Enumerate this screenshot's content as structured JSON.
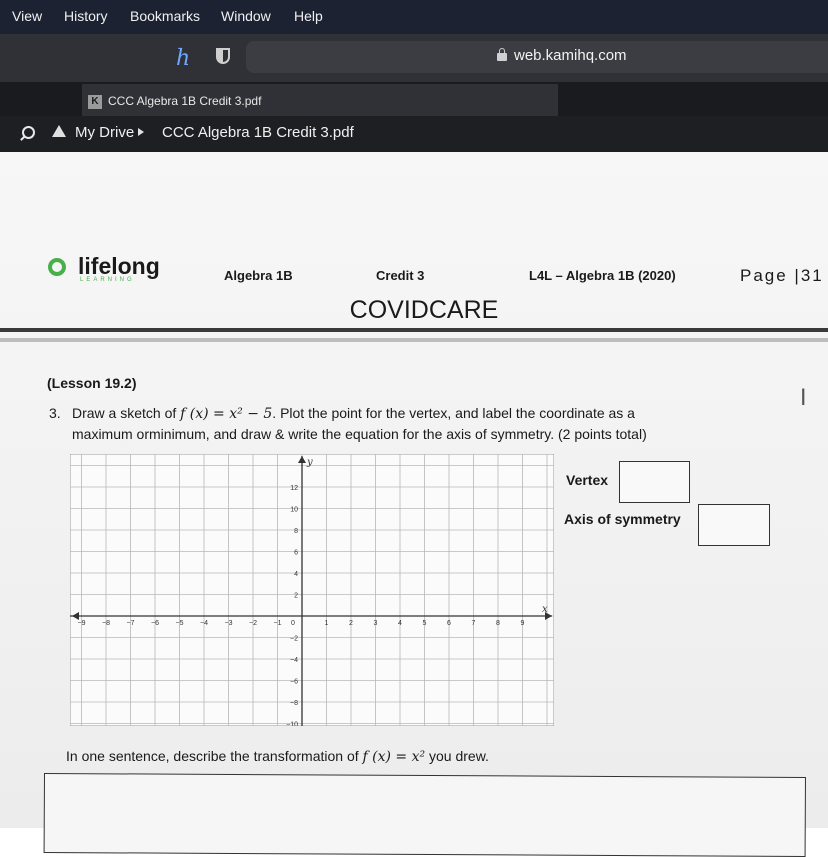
{
  "menubar": {
    "items": [
      "View",
      "History",
      "Bookmarks",
      "Window",
      "Help"
    ]
  },
  "browser": {
    "url": "web.kamihq.com",
    "tab_title": "CCC Algebra 1B Credit 3.pdf",
    "tab_icon": "K"
  },
  "drive": {
    "root": "My Drive",
    "file": "CCC Algebra 1B Credit 3.pdf"
  },
  "doc": {
    "logo_text": "lifelong",
    "logo_sub": "LEARNING",
    "course": "Algebra 1B",
    "credit": "Credit 3",
    "program": "L4L – Algebra 1B (2020)",
    "page": "Page |31",
    "heading": "COVIDCARE",
    "lesson": "(Lesson 19.2)",
    "question_number": "3.",
    "question_line1_pre": "Draw a sketch of ",
    "question_fx": "f (x)  =  x² − 5",
    "question_line1_post": ". Plot the point for the vertex, and label the coordinate as a",
    "question_line2": "maximum orminimum, and draw & write the equation for the axis of symmetry. (2 points total)",
    "vertex_label": "Vertex",
    "axis_label": "Axis of symmetry",
    "describe_pre": "In one sentence, describe the transformation of ",
    "describe_fx": "f (x)  =  x²",
    "describe_post": " you drew."
  },
  "graph": {
    "x_ticks": [
      "−9",
      "−8",
      "−7",
      "−6",
      "−5",
      "−4",
      "−3",
      "−2",
      "−1",
      "0",
      "1",
      "2",
      "3",
      "4",
      "5",
      "6",
      "7",
      "8",
      "9"
    ],
    "y_ticks_pos": [
      "12",
      "10",
      "8",
      "6",
      "4",
      "2"
    ],
    "y_ticks_neg": [
      "−2",
      "−4",
      "−6",
      "−8",
      "−10"
    ],
    "x_axis_label": "x",
    "y_axis_label": "y"
  },
  "colors": {
    "menubar": "#1d2233",
    "logo_green": "#48b04b",
    "page": "#f4f4f4"
  }
}
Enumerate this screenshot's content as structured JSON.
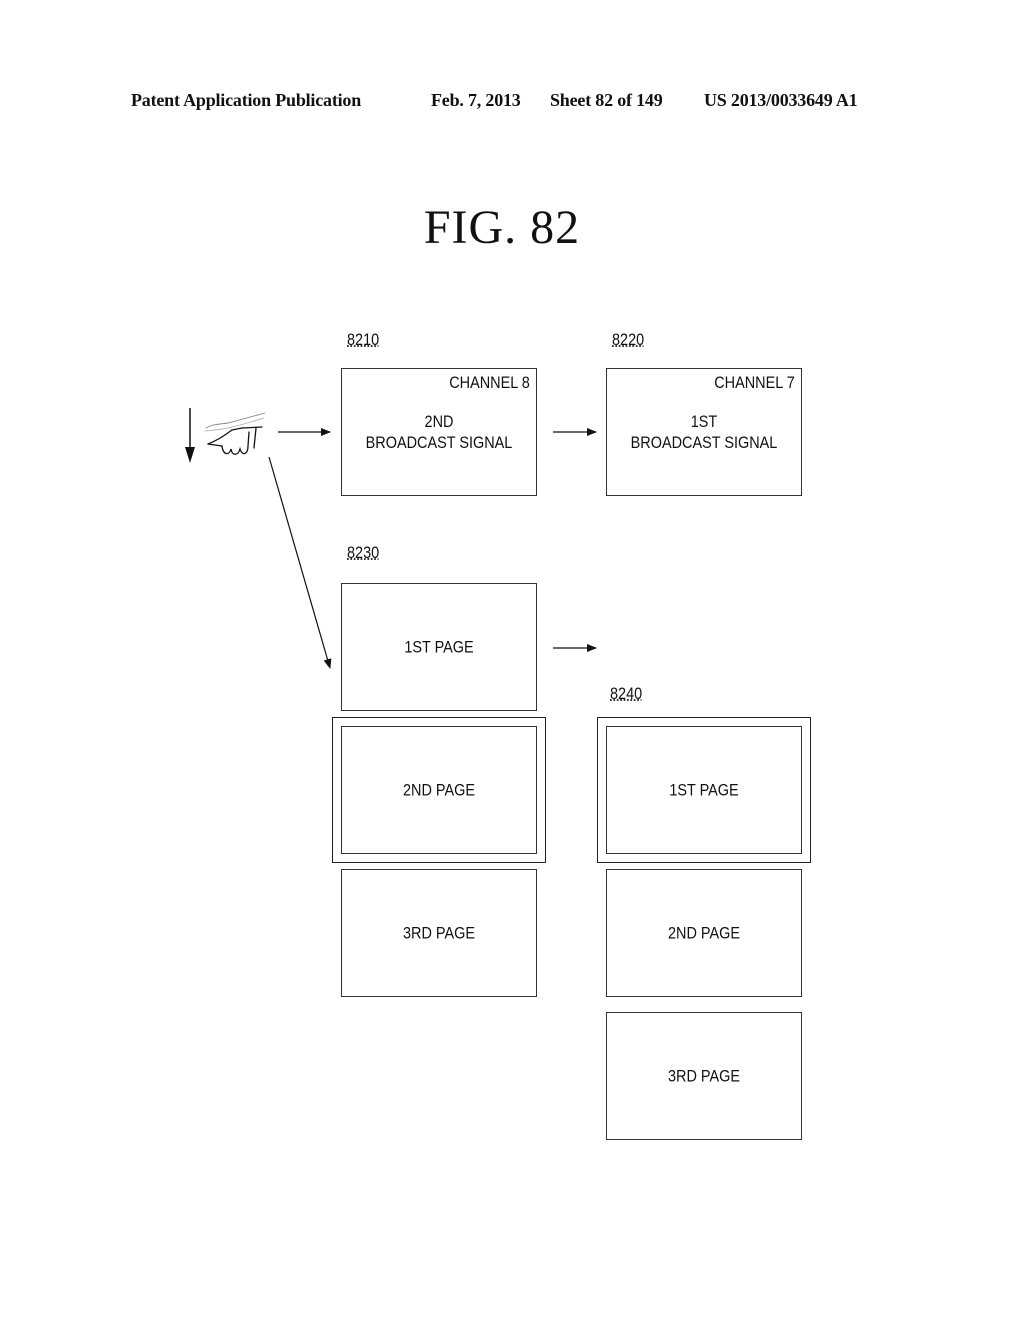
{
  "header": {
    "publication": "Patent Application Publication",
    "date": "Feb. 7, 2013",
    "sheet": "Sheet 82 of 149",
    "number": "US 2013/0033649 A1"
  },
  "figure": {
    "title": "FIG.  82"
  },
  "gesture": {
    "icon": "hand-swipe-down-icon",
    "direction_arrow": "arrow-down-icon"
  },
  "screens": {
    "s8210": {
      "ref": "8210",
      "channel": "CHANNEL 8",
      "line1": "2ND",
      "line2": "BROADCAST SIGNAL"
    },
    "s8220": {
      "ref": "8220",
      "channel": "CHANNEL 7",
      "line1": "1ST",
      "line2": "BROADCAST SIGNAL"
    },
    "s8230": {
      "ref": "8230",
      "pages": [
        "1ST PAGE",
        "2ND PAGE",
        "3RD PAGE"
      ],
      "selected_page": "2ND PAGE"
    },
    "s8240": {
      "ref": "8240",
      "pages": [
        "1ST PAGE",
        "2ND PAGE",
        "3RD PAGE"
      ],
      "selected_page": "1ST PAGE"
    }
  }
}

Short problem
Transcribe all the lines above exactly, apart from the pictures.

The output
Enumerate this screenshot's content as structured JSON.
{
  "menubar": {
    "items": [
      "View",
      "History",
      "Bookmarks",
      "Window",
      "Help"
    ]
  },
  "browser": {
    "url": "web.kamihq.com",
    "tab_title": "CCC Algebra 1B Credit 3.pdf",
    "tab_icon": "K"
  },
  "drive": {
    "root": "My Drive",
    "file": "CCC Algebra 1B Credit 3.pdf"
  },
  "doc": {
    "logo_text": "lifelong",
    "logo_sub": "LEARNING",
    "course": "Algebra 1B",
    "credit": "Credit 3",
    "program": "L4L – Algebra 1B (2020)",
    "page": "Page |31",
    "heading": "COVIDCARE",
    "lesson": "(Lesson 19.2)",
    "question_number": "3.",
    "question_line1_pre": "Draw a sketch of ",
    "question_fx": "f (x)  =  x² − 5",
    "question_line1_post": ". Plot the point for the vertex, and label the coordinate as a",
    "question_line2": "maximum orminimum, and draw & write the equation for the axis of symmetry. (2 points total)",
    "vertex_label": "Vertex",
    "axis_label": "Axis of symmetry",
    "describe_pre": "In one sentence, describe the transformation of ",
    "describe_fx": "f (x)  =  x²",
    "describe_post": " you drew."
  },
  "graph": {
    "x_ticks": [
      "−9",
      "−8",
      "−7",
      "−6",
      "−5",
      "−4",
      "−3",
      "−2",
      "−1",
      "0",
      "1",
      "2",
      "3",
      "4",
      "5",
      "6",
      "7",
      "8",
      "9"
    ],
    "y_ticks_pos": [
      "12",
      "10",
      "8",
      "6",
      "4",
      "2"
    ],
    "y_ticks_neg": [
      "−2",
      "−4",
      "−6",
      "−8",
      "−10"
    ],
    "x_axis_label": "x",
    "y_axis_label": "y"
  },
  "colors": {
    "menubar": "#1d2233",
    "logo_green": "#48b04b",
    "page": "#f4f4f4"
  }
}
Enumerate this screenshot's content as structured JSON.
{
  "header": {
    "publication": "Patent Application Publication",
    "date": "Feb. 7, 2013",
    "sheet": "Sheet 82 of 149",
    "number": "US 2013/0033649 A1"
  },
  "figure": {
    "title": "FIG.  82"
  },
  "gesture": {
    "icon": "hand-swipe-down-icon",
    "direction_arrow": "arrow-down-icon"
  },
  "screens": {
    "s8210": {
      "ref": "8210",
      "channel": "CHANNEL 8",
      "line1": "2ND",
      "line2": "BROADCAST SIGNAL"
    },
    "s8220": {
      "ref": "8220",
      "channel": "CHANNEL 7",
      "line1": "1ST",
      "line2": "BROADCAST SIGNAL"
    },
    "s8230": {
      "ref": "8230",
      "pages": [
        "1ST PAGE",
        "2ND PAGE",
        "3RD PAGE"
      ],
      "selected_page": "2ND PAGE"
    },
    "s8240": {
      "ref": "8240",
      "pages": [
        "1ST PAGE",
        "2ND PAGE",
        "3RD PAGE"
      ],
      "selected_page": "1ST PAGE"
    }
  }
}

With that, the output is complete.